• Work required: Retype the complete listing exactly as it appears.
[BEGIN]
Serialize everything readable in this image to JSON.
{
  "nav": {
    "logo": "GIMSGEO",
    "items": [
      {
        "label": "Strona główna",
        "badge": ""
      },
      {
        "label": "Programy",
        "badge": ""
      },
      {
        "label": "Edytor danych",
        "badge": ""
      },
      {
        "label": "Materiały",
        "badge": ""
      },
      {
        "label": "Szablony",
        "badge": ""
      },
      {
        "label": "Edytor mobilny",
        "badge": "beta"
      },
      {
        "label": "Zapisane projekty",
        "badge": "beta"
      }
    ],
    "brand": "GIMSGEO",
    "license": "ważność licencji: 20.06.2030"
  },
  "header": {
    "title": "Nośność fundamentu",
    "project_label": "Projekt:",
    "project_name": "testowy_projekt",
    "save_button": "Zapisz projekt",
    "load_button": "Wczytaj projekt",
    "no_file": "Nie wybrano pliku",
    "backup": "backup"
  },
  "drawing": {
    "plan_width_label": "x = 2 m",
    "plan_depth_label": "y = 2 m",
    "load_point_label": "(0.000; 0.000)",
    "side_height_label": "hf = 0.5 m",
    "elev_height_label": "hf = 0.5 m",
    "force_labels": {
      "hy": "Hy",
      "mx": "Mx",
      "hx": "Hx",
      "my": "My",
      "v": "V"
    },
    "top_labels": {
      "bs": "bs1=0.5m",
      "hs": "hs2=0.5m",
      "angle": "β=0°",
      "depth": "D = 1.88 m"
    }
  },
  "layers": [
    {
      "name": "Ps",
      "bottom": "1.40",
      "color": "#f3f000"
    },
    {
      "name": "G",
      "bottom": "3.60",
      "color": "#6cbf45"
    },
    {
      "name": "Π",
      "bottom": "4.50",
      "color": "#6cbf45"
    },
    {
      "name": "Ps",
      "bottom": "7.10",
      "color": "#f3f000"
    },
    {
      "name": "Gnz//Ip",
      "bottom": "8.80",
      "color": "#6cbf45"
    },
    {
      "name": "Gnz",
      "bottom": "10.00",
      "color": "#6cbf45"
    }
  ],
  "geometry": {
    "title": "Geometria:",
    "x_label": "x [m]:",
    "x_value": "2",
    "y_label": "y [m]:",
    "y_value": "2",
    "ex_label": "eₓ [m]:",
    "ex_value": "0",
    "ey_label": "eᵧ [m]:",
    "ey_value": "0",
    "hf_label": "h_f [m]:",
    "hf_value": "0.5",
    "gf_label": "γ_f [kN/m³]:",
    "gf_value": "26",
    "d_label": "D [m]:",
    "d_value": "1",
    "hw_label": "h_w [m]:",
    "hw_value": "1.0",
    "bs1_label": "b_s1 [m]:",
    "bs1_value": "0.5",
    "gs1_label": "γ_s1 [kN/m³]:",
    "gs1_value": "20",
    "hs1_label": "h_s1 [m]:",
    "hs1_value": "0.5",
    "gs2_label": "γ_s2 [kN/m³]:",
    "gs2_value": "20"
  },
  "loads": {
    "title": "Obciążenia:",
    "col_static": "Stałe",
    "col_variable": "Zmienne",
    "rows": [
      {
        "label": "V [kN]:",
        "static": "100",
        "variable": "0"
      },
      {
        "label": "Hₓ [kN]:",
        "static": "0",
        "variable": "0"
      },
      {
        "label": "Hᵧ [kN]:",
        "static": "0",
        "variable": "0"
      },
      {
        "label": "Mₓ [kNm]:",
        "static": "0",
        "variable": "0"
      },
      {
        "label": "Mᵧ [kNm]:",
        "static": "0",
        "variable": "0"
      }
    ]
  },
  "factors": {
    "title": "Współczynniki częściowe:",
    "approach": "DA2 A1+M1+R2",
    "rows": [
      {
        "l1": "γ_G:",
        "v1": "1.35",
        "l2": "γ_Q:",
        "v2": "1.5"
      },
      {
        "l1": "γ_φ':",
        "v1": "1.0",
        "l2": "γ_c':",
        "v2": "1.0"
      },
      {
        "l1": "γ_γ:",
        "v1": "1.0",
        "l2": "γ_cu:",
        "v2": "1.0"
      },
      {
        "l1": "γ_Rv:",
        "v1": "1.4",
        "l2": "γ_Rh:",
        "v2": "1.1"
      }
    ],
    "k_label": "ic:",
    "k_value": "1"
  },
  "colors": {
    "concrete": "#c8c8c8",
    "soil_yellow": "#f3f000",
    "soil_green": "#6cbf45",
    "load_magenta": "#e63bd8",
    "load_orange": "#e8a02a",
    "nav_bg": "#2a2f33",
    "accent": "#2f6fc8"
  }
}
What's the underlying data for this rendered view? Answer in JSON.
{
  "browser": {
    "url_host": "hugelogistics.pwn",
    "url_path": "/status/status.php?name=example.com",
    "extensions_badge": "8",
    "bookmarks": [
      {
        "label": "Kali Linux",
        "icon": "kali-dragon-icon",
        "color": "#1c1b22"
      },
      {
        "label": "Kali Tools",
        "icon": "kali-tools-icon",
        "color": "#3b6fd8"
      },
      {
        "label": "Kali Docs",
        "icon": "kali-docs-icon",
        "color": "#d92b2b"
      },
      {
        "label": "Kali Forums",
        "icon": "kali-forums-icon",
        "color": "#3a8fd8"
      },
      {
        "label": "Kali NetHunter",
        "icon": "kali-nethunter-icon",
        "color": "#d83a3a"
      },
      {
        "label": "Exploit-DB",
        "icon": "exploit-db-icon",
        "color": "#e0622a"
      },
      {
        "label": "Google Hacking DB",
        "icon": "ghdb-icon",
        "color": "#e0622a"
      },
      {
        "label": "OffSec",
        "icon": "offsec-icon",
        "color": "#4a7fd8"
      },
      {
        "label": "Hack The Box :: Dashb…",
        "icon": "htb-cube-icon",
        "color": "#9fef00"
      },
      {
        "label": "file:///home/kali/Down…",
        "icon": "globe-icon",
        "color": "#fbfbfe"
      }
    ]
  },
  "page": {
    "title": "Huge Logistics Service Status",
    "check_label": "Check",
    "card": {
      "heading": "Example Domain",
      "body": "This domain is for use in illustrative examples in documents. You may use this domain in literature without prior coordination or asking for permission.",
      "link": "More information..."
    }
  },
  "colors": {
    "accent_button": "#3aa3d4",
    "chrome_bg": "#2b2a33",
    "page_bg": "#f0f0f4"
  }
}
[END]
• Task answer:
Serialize everything readable in this image to JSON.
{
  "nav": {
    "logo": "GIMSGEO",
    "items": [
      {
        "label": "Strona główna",
        "badge": ""
      },
      {
        "label": "Programy",
        "badge": ""
      },
      {
        "label": "Edytor danych",
        "badge": ""
      },
      {
        "label": "Materiały",
        "badge": ""
      },
      {
        "label": "Szablony",
        "badge": ""
      },
      {
        "label": "Edytor mobilny",
        "badge": "beta"
      },
      {
        "label": "Zapisane projekty",
        "badge": "beta"
      }
    ],
    "brand": "GIMSGEO",
    "license": "ważność licencji: 20.06.2030"
  },
  "header": {
    "title": "Nośność fundamentu",
    "project_label": "Projekt:",
    "project_name": "testowy_projekt",
    "save_button": "Zapisz projekt",
    "load_button": "Wczytaj projekt",
    "no_file": "Nie wybrano pliku",
    "backup": "backup"
  },
  "drawing": {
    "plan_width_label": "x = 2 m",
    "plan_depth_label": "y = 2 m",
    "load_point_label": "(0.000; 0.000)",
    "side_height_label": "hf = 0.5 m",
    "elev_height_label": "hf = 0.5 m",
    "force_labels": {
      "hy": "Hy",
      "mx": "Mx",
      "hx": "Hx",
      "my": "My",
      "v": "V"
    },
    "top_labels": {
      "bs": "bs1=0.5m",
      "hs": "hs2=0.5m",
      "angle": "β=0°",
      "depth": "D = 1.88 m"
    }
  },
  "layers": [
    {
      "name": "Ps",
      "bottom": "1.40",
      "color": "#f3f000"
    },
    {
      "name": "G",
      "bottom": "3.60",
      "color": "#6cbf45"
    },
    {
      "name": "Π",
      "bottom": "4.50",
      "color": "#6cbf45"
    },
    {
      "name": "Ps",
      "bottom": "7.10",
      "color": "#f3f000"
    },
    {
      "name": "Gnz//Ip",
      "bottom": "8.80",
      "color": "#6cbf45"
    },
    {
      "name": "Gnz",
      "bottom": "10.00",
      "color": "#6cbf45"
    }
  ],
  "geometry": {
    "title": "Geometria:",
    "x_label": "x [m]:",
    "x_value": "2",
    "y_label": "y [m]:",
    "y_value": "2",
    "ex_label": "eₓ [m]:",
    "ex_value": "0",
    "ey_label": "eᵧ [m]:",
    "ey_value": "0",
    "hf_label": "h_f [m]:",
    "hf_value": "0.5",
    "gf_label": "γ_f [kN/m³]:",
    "gf_value": "26",
    "d_label": "D [m]:",
    "d_value": "1",
    "hw_label": "h_w [m]:",
    "hw_value": "1.0",
    "bs1_label": "b_s1 [m]:",
    "bs1_value": "0.5",
    "gs1_label": "γ_s1 [kN/m³]:",
    "gs1_value": "20",
    "hs1_label": "h_s1 [m]:",
    "hs1_value": "0.5",
    "gs2_label": "γ_s2 [kN/m³]:",
    "gs2_value": "20"
  },
  "loads": {
    "title": "Obciążenia:",
    "col_static": "Stałe",
    "col_variable": "Zmienne",
    "rows": [
      {
        "label": "V [kN]:",
        "static": "100",
        "variable": "0"
      },
      {
        "label": "Hₓ [kN]:",
        "static": "0",
        "variable": "0"
      },
      {
        "label": "Hᵧ [kN]:",
        "static": "0",
        "variable": "0"
      },
      {
        "label": "Mₓ [kNm]:",
        "static": "0",
        "variable": "0"
      },
      {
        "label": "Mᵧ [kNm]:",
        "static": "0",
        "variable": "0"
      }
    ]
  },
  "factors": {
    "title": "Współczynniki częściowe:",
    "approach": "DA2 A1+M1+R2",
    "rows": [
      {
        "l1": "γ_G:",
        "v1": "1.35",
        "l2": "γ_Q:",
        "v2": "1.5"
      },
      {
        "l1": "γ_φ':",
        "v1": "1.0",
        "l2": "γ_c':",
        "v2": "1.0"
      },
      {
        "l1": "γ_γ:",
        "v1": "1.0",
        "l2": "γ_cu:",
        "v2": "1.0"
      },
      {
        "l1": "γ_Rv:",
        "v1": "1.4",
        "l2": "γ_Rh:",
        "v2": "1.1"
      }
    ],
    "k_label": "ic:",
    "k_value": "1"
  },
  "colors": {
    "concrete": "#c8c8c8",
    "soil_yellow": "#f3f000",
    "soil_green": "#6cbf45",
    "load_magenta": "#e63bd8",
    "load_orange": "#e8a02a",
    "nav_bg": "#2a2f33",
    "accent": "#2f6fc8"
  }
}
What's the underlying data for this rendered view? Answer in JSON.
{
  "browser": {
    "url_host": "hugelogistics.pwn",
    "url_path": "/status/status.php?name=example.com",
    "extensions_badge": "8",
    "bookmarks": [
      {
        "label": "Kali Linux",
        "icon": "kali-dragon-icon",
        "color": "#1c1b22"
      },
      {
        "label": "Kali Tools",
        "icon": "kali-tools-icon",
        "color": "#3b6fd8"
      },
      {
        "label": "Kali Docs",
        "icon": "kali-docs-icon",
        "color": "#d92b2b"
      },
      {
        "label": "Kali Forums",
        "icon": "kali-forums-icon",
        "color": "#3a8fd8"
      },
      {
        "label": "Kali NetHunter",
        "icon": "kali-nethunter-icon",
        "color": "#d83a3a"
      },
      {
        "label": "Exploit-DB",
        "icon": "exploit-db-icon",
        "color": "#e0622a"
      },
      {
        "label": "Google Hacking DB",
        "icon": "ghdb-icon",
        "color": "#e0622a"
      },
      {
        "label": "OffSec",
        "icon": "offsec-icon",
        "color": "#4a7fd8"
      },
      {
        "label": "Hack The Box :: Dashb…",
        "icon": "htb-cube-icon",
        "color": "#9fef00"
      },
      {
        "label": "file:///home/kali/Down…",
        "icon": "globe-icon",
        "color": "#fbfbfe"
      }
    ]
  },
  "page": {
    "title": "Huge Logistics Service Status",
    "check_label": "Check",
    "card": {
      "heading": "Example Domain",
      "body": "This domain is for use in illustrative examples in documents. You may use this domain in literature without prior coordination or asking for permission.",
      "link": "More information..."
    }
  },
  "colors": {
    "accent_button": "#3aa3d4",
    "chrome_bg": "#2b2a33",
    "page_bg": "#f0f0f4"
  }
}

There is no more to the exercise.